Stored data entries
** begin **

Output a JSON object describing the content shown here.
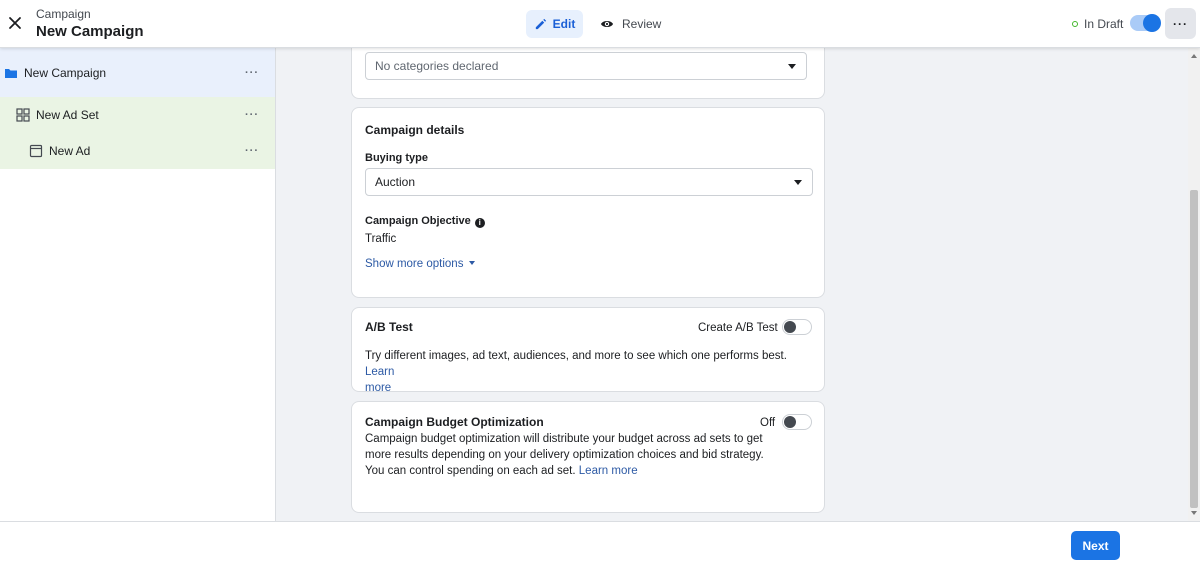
{
  "header": {
    "subtitle": "Campaign",
    "title": "New Campaign",
    "edit_label": "Edit",
    "review_label": "Review",
    "status_label": "In Draft",
    "more_label": "···"
  },
  "sidebar": {
    "items": [
      {
        "label": "New Campaign",
        "icon": "folder-icon",
        "more": "···"
      },
      {
        "label": "New Ad Set",
        "icon": "grid-icon",
        "more": "···"
      },
      {
        "label": "New Ad",
        "icon": "ad-icon",
        "more": "···"
      }
    ]
  },
  "categories": {
    "select_value": "No categories declared"
  },
  "campaign_details": {
    "title": "Campaign details",
    "buying_type_label": "Buying type",
    "buying_type_value": "Auction",
    "objective_label": "Campaign Objective",
    "objective_value": "Traffic",
    "show_more_label": "Show more options"
  },
  "ab_test": {
    "title": "A/B Test",
    "toggle_label": "Create A/B Test",
    "toggle_on": false,
    "description": "Try different images, ad text, audiences, and more to see which one performs best.",
    "learn_more_line1": "Learn",
    "learn_more_line2": "more"
  },
  "cbo": {
    "title": "Campaign Budget Optimization",
    "toggle_label": "Off",
    "toggle_on": false,
    "description_line1": "Campaign budget optimization will distribute your budget across ad sets to get",
    "description_line2": "more results depending on your delivery optimization choices and bid strategy.",
    "description_line3": "You can control spending on each ad set.",
    "learn_more": "Learn more"
  },
  "footer": {
    "next_label": "Next"
  },
  "colors": {
    "primary": "#1b74e4",
    "campaign_row_bg": "#e9f0fc",
    "adset_row_bg": "#eaf4e4",
    "draft_dot": "#42b72a",
    "link": "#2d5aa5"
  }
}
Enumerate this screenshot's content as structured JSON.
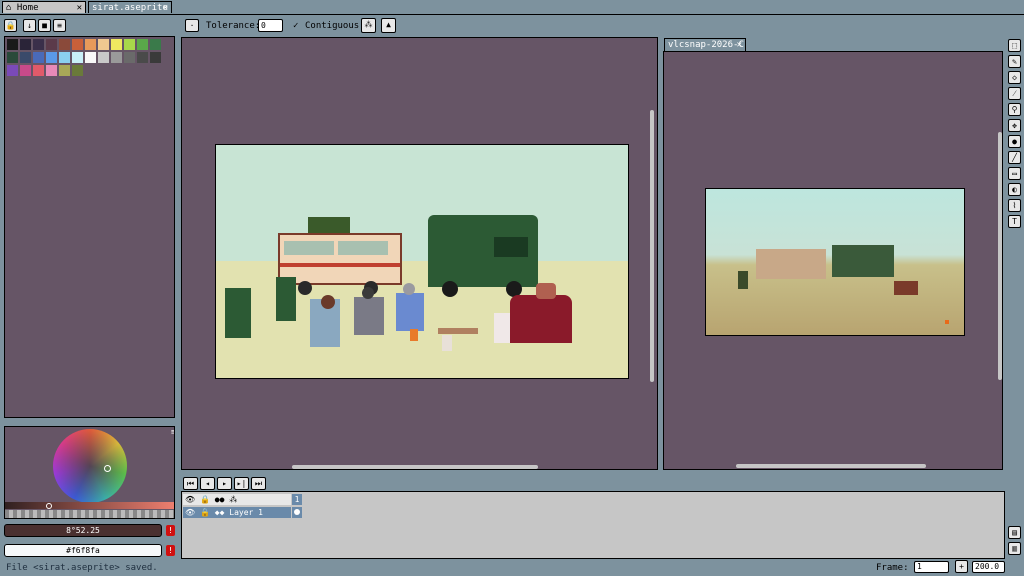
{
  "tabs": [
    {
      "label": "Home",
      "close": "✕"
    },
    {
      "label": "sirat.aseprite",
      "close": "✕"
    }
  ],
  "toolbar": {
    "tolerance_label": "Tolerance:",
    "tolerance_value": "0",
    "contiguous_label": "Contiguous",
    "contiguous_check": "✓"
  },
  "reference_tab": {
    "label": "vlcsnap-2026-C",
    "close": "✕"
  },
  "palette": {
    "colors": [
      "#1a1a1a",
      "#2a2438",
      "#3a2f4a",
      "#5b3a4a",
      "#8a4a3a",
      "#c8603a",
      "#e89a5a",
      "#f0c890",
      "#f0e860",
      "#a8d84a",
      "#5aa84a",
      "#3a7a4a",
      "#2a4a3a",
      "#3a4a6a",
      "#4a6ab8",
      "#5a9ae8",
      "#8ad0f0",
      "#c8f0f8",
      "#f8f8f8",
      "#c8c8c8",
      "#9a9a9a",
      "#6a6a6a",
      "#4a4a4a",
      "#3a3a3a",
      "#7a4ab8",
      "#c84a8a",
      "#e05a6a",
      "#e88ab8",
      "#a8a858",
      "#6a7a3a"
    ]
  },
  "color_fields": {
    "primary_value": "8°52.25",
    "secondary_value": "#f6f8fa",
    "primary_color": "#4a3030",
    "secondary_color": "#f6f8fa",
    "warn_glyph": "!"
  },
  "timeline": {
    "frame_number": "1",
    "layer_name": "Layer 1"
  },
  "status": {
    "message": "File <sirat.aseprite> saved.",
    "frame_label": "Frame:",
    "frame_value": "1",
    "zoom_value": "200.0"
  },
  "colors": {
    "workspace": "#7d929e",
    "editor_bg": "#665566",
    "sky": "#c8e4d4",
    "sand": "#e2e2b0"
  }
}
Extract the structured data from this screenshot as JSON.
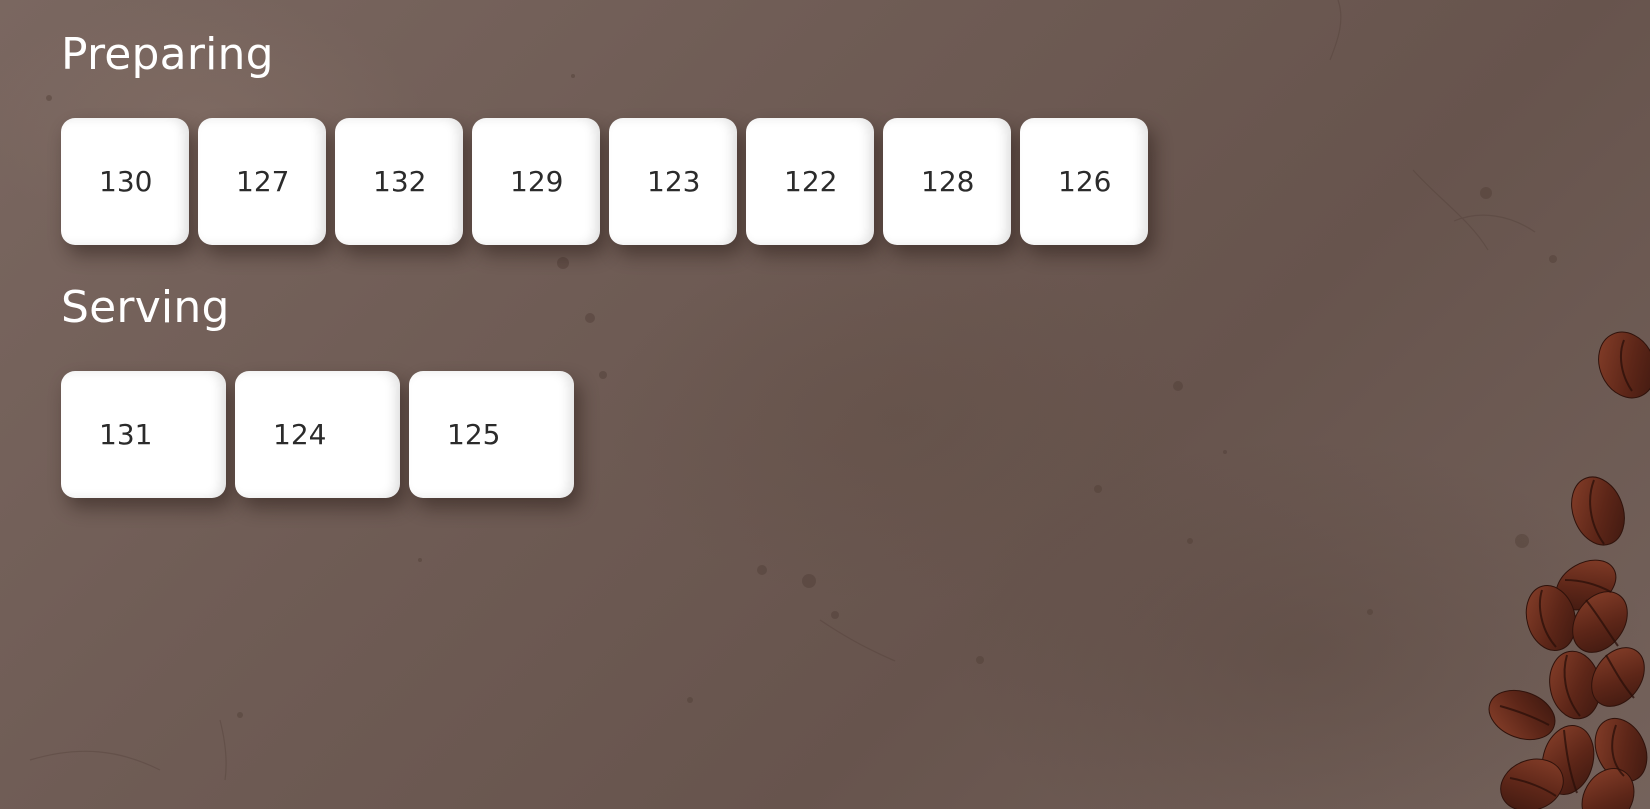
{
  "preparing": {
    "title": "Preparing",
    "orders": [
      "130",
      "127",
      "132",
      "129",
      "123",
      "122",
      "128",
      "126"
    ]
  },
  "serving": {
    "title": "Serving",
    "orders": [
      "131",
      "124",
      "125"
    ]
  },
  "colors": {
    "background": "#6f5c55",
    "ticket": "#ffffff",
    "ticket_text": "#2b2b2b",
    "title_text": "#ffffff",
    "bean": "#6b2e1f"
  },
  "icons": [
    "coffee-beans-decoration"
  ]
}
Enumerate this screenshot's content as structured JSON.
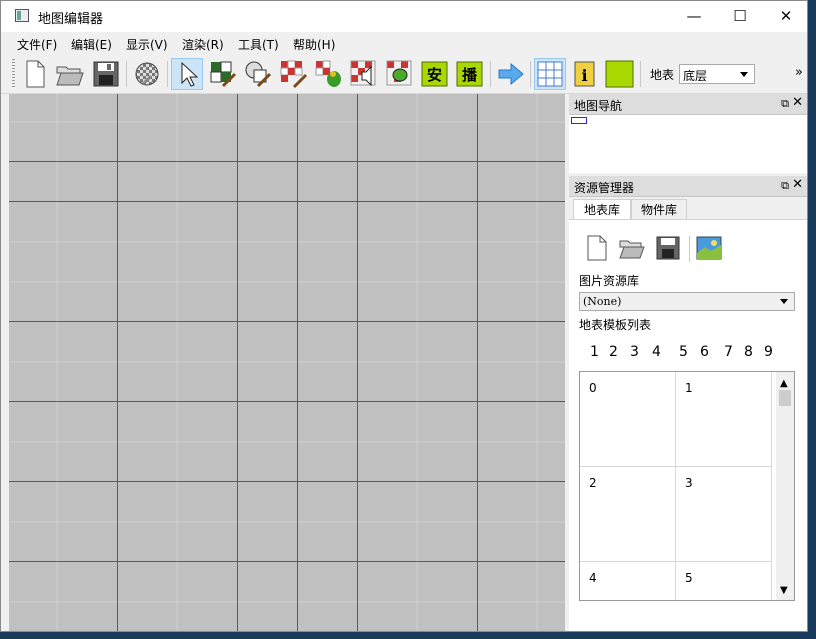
{
  "window": {
    "title": "地图编辑器",
    "minimize": "—",
    "maximize": "☐",
    "close": "✕"
  },
  "menu": [
    "文件(F)",
    "编辑(E)",
    "显示(V)",
    "渲染(R)",
    "工具(T)",
    "帮助(H)"
  ],
  "toolbar": {
    "buttons": [
      {
        "icon": "new-file-icon"
      },
      {
        "icon": "open-folder-icon"
      },
      {
        "icon": "save-icon"
      },
      {
        "icon": "checker-sphere-icon"
      },
      {
        "icon": "arrow-cursor-icon",
        "active": true
      },
      {
        "icon": "tile-paint-icon"
      },
      {
        "icon": "object-paint-icon"
      },
      {
        "icon": "checker-brush-icon"
      },
      {
        "icon": "checker-parrot-icon"
      },
      {
        "icon": "checker-speaker-icon"
      },
      {
        "icon": "checker-bug-icon"
      },
      {
        "icon": "safe-zone-icon",
        "text": "安"
      },
      {
        "icon": "broadcast-zone-icon",
        "text": "播"
      },
      {
        "icon": "arrow-right-icon"
      },
      {
        "icon": "grid-toggle-icon",
        "active": true
      },
      {
        "icon": "info-icon",
        "text": "i"
      },
      {
        "icon": "green-square-icon"
      }
    ],
    "layer_label": "地表",
    "layer_value": "底层",
    "overflow": "»"
  },
  "colors": {
    "canvas": "#c0c0c0",
    "grid_blue": "#4a4ae0",
    "axis_red": "#e02020",
    "lime": "#a8d800"
  },
  "navigator": {
    "title": "地图导航",
    "float": "⧉",
    "close": "✕"
  },
  "resources": {
    "title": "资源管理器",
    "float": "⧉",
    "close": "✕",
    "tabs": [
      "地表库",
      "物件库"
    ],
    "image_lib_label": "图片资源库",
    "image_lib_value": "(None)",
    "template_label": "地表模板列表",
    "numbers": [
      "1",
      "2",
      "3",
      "4",
      "5",
      "6",
      "7",
      "8",
      "9"
    ],
    "cells": [
      "0",
      "1",
      "2",
      "3",
      "4",
      "5"
    ],
    "scroll_up": "▲",
    "scroll_down": "▼"
  }
}
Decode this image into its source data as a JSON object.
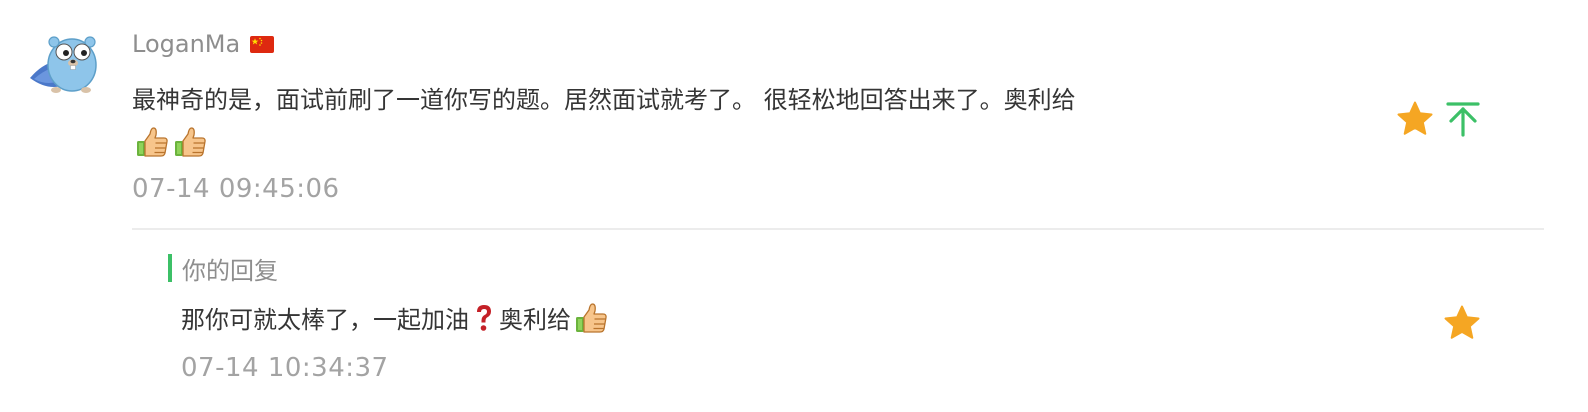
{
  "comment": {
    "author": "LoganMa",
    "avatar_icon": "gopher-avatar-icon",
    "flag_icon": "china-flag-icon",
    "text": "最神奇的是，面试前刷了一道你写的题。居然面试就考了。 很轻松地回答出来了。奥利给",
    "emoji_icons": [
      "thumbs-up-icon",
      "thumbs-up-icon"
    ],
    "timestamp": "07-14 09:45:06",
    "actions": {
      "star_icon": "star-icon",
      "pin_top_icon": "pin-top-icon"
    }
  },
  "reply": {
    "label": "你的回复",
    "text_before": "那你可就太棒了，一起加油",
    "question_icon": "question-mark-icon",
    "text_after": "奥利给",
    "emoji_icons": [
      "thumbs-up-icon"
    ],
    "timestamp": "07-14 10:34:37",
    "actions": {
      "star_icon": "star-icon"
    }
  },
  "colors": {
    "author": "#8e8e8e",
    "text": "#353535",
    "timestamp": "#a3a3a3",
    "star": "#f5a623",
    "pin_top": "#3cc067",
    "reply_bar": "#3cc067",
    "divider": "#ececec"
  }
}
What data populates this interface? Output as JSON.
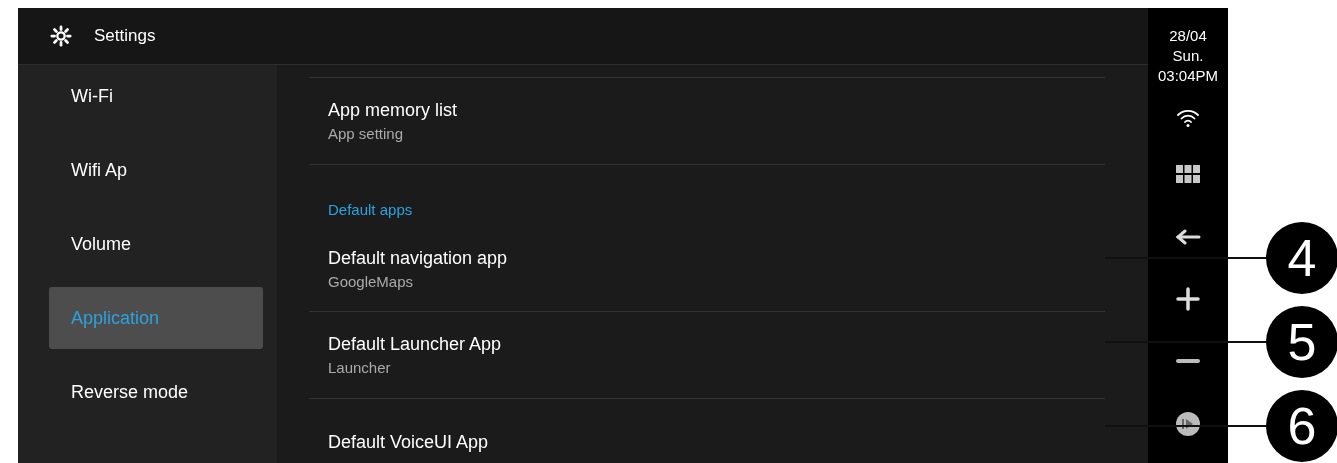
{
  "header": {
    "title": "Settings"
  },
  "sidebar": {
    "items": [
      {
        "label": "Wi-Fi",
        "selected": false
      },
      {
        "label": "Wifi Ap",
        "selected": false
      },
      {
        "label": "Volume",
        "selected": false
      },
      {
        "label": "Application",
        "selected": true
      },
      {
        "label": "Reverse mode",
        "selected": false
      }
    ]
  },
  "content": {
    "items": [
      {
        "kind": "setting",
        "title": "App memory list",
        "summary": "App setting"
      },
      {
        "kind": "category",
        "title": "Default apps"
      },
      {
        "kind": "setting",
        "title": "Default navigation app",
        "summary": "GoogleMaps"
      },
      {
        "kind": "setting",
        "title": "Default Launcher App",
        "summary": "Launcher"
      },
      {
        "kind": "setting",
        "title": "Default VoiceUI App"
      }
    ]
  },
  "status_rail": {
    "date": "28/04",
    "weekday": "Sun.",
    "time": "03:04PM"
  },
  "callouts": [
    {
      "label": "4"
    },
    {
      "label": "5"
    },
    {
      "label": "6"
    }
  ]
}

** end **

Say how many lines of the data include the word "star". Respond with the number alone.

3